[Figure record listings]

● ● ● ●

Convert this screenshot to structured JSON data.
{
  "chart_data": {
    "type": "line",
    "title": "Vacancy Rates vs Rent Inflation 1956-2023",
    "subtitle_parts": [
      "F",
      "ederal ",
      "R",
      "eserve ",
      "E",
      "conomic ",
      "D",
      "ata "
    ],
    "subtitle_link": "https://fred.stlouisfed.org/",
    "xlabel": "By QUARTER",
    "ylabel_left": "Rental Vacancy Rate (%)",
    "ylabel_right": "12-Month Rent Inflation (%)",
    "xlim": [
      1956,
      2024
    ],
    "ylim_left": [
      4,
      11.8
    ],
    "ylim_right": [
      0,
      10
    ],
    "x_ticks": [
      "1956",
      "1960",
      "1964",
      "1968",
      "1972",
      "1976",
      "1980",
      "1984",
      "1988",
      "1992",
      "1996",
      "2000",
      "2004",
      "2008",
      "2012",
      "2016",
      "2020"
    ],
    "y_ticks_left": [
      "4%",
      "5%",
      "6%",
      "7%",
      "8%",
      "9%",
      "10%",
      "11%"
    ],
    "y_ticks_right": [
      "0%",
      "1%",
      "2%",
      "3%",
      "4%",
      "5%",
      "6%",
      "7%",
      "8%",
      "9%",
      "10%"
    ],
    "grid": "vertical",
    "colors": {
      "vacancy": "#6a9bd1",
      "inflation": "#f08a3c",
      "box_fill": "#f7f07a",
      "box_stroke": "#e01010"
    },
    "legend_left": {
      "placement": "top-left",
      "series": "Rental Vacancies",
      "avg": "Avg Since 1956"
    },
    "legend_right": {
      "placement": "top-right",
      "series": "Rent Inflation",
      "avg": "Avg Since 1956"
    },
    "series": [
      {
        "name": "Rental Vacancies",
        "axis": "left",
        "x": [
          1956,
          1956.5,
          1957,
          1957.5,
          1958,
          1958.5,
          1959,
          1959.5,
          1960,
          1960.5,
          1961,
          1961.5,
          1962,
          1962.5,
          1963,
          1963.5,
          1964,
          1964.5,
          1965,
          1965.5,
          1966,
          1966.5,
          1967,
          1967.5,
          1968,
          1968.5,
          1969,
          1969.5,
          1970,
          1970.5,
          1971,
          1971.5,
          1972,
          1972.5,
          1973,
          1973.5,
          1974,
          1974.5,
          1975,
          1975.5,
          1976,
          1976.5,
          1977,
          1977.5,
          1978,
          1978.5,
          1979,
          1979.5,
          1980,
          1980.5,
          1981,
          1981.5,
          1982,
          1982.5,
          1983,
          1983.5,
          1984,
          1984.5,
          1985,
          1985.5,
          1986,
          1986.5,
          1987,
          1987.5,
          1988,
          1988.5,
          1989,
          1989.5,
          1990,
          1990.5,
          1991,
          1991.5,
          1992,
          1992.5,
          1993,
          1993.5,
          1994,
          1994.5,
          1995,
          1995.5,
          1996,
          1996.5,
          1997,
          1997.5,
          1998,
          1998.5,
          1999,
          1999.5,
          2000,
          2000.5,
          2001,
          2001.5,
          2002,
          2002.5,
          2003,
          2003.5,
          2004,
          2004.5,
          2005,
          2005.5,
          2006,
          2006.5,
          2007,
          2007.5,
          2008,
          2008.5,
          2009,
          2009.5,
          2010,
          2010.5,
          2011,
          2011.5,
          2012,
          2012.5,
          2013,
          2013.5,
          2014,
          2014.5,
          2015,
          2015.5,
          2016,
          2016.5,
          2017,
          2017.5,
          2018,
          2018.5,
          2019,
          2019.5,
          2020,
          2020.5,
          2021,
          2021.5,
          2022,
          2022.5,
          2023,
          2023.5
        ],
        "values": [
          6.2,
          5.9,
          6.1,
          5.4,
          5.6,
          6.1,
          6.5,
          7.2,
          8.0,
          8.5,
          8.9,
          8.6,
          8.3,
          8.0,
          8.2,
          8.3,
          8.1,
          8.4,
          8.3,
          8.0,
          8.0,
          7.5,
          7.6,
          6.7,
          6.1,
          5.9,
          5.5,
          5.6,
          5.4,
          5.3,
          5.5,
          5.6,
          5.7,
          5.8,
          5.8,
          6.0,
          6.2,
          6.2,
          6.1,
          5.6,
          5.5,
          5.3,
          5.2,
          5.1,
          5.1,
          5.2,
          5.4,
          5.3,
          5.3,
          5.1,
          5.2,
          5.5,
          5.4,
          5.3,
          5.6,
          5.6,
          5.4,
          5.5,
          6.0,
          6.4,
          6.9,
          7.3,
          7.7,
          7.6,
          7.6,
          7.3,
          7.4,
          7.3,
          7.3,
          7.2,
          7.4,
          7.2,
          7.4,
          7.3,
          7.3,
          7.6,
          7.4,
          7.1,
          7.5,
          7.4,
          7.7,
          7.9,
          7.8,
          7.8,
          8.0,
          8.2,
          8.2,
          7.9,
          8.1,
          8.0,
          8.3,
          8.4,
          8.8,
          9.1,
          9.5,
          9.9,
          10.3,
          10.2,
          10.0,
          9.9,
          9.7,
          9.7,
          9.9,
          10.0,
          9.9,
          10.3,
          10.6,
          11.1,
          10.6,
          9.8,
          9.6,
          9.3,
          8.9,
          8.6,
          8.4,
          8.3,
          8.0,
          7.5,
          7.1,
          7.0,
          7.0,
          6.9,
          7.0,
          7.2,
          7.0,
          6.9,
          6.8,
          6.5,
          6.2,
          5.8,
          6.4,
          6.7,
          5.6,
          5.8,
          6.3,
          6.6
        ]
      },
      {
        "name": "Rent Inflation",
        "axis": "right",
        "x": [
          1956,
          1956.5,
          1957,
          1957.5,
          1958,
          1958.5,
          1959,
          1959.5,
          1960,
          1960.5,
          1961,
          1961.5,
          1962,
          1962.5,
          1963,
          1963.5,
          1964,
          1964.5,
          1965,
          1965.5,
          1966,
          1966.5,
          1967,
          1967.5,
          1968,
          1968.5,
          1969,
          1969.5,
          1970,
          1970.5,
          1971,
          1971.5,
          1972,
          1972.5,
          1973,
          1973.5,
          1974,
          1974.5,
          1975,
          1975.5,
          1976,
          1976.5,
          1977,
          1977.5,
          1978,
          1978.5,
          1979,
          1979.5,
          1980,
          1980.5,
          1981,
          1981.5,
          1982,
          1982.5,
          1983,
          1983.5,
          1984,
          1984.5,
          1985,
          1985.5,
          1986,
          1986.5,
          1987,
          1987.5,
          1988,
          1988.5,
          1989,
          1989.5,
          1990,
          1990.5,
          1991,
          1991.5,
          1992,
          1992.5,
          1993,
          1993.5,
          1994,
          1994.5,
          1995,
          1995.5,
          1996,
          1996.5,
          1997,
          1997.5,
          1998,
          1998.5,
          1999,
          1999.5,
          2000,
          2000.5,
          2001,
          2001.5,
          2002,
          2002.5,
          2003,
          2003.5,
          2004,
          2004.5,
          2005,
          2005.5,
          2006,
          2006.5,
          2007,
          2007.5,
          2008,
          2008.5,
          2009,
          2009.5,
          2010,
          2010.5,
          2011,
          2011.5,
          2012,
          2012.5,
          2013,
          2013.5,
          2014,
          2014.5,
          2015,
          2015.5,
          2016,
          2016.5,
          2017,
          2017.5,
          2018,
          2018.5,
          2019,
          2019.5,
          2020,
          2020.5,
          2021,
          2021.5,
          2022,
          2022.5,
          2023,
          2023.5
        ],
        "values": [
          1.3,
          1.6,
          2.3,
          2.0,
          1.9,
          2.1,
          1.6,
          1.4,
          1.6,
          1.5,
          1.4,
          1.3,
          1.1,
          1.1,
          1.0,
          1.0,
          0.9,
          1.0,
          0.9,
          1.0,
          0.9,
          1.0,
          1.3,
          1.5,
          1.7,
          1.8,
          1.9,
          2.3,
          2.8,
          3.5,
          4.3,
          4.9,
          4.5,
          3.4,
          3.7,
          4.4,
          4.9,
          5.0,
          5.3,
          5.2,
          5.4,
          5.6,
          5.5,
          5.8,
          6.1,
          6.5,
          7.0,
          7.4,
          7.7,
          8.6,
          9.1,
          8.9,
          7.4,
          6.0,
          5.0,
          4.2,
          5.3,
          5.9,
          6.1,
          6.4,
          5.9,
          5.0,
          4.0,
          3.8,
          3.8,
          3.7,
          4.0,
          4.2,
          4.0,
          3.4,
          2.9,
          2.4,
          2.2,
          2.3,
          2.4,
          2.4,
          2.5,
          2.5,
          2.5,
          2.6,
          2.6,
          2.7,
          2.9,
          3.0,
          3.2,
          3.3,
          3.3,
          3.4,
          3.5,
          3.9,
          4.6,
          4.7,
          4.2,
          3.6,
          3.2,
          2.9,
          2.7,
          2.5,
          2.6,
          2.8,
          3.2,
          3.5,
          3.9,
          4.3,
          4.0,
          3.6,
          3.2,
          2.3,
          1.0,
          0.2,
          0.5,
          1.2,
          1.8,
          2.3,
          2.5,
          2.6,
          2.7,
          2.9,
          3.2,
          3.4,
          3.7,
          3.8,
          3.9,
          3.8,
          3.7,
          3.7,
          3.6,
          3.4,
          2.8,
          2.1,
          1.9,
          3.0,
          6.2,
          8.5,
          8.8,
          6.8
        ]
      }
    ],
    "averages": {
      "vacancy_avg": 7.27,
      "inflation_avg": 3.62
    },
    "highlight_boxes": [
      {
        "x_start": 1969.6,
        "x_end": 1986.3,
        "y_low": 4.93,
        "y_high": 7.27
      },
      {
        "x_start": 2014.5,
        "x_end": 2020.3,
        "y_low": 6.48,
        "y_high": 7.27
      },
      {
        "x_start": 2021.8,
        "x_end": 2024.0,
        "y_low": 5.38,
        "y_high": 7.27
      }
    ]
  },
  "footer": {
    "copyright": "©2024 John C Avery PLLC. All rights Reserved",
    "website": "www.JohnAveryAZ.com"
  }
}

● ● ● ●

Scan the listing above for the word "name" and copy every line that holds it.

        "name": "Rental Vacancies",
        "name": "Rent Inflation",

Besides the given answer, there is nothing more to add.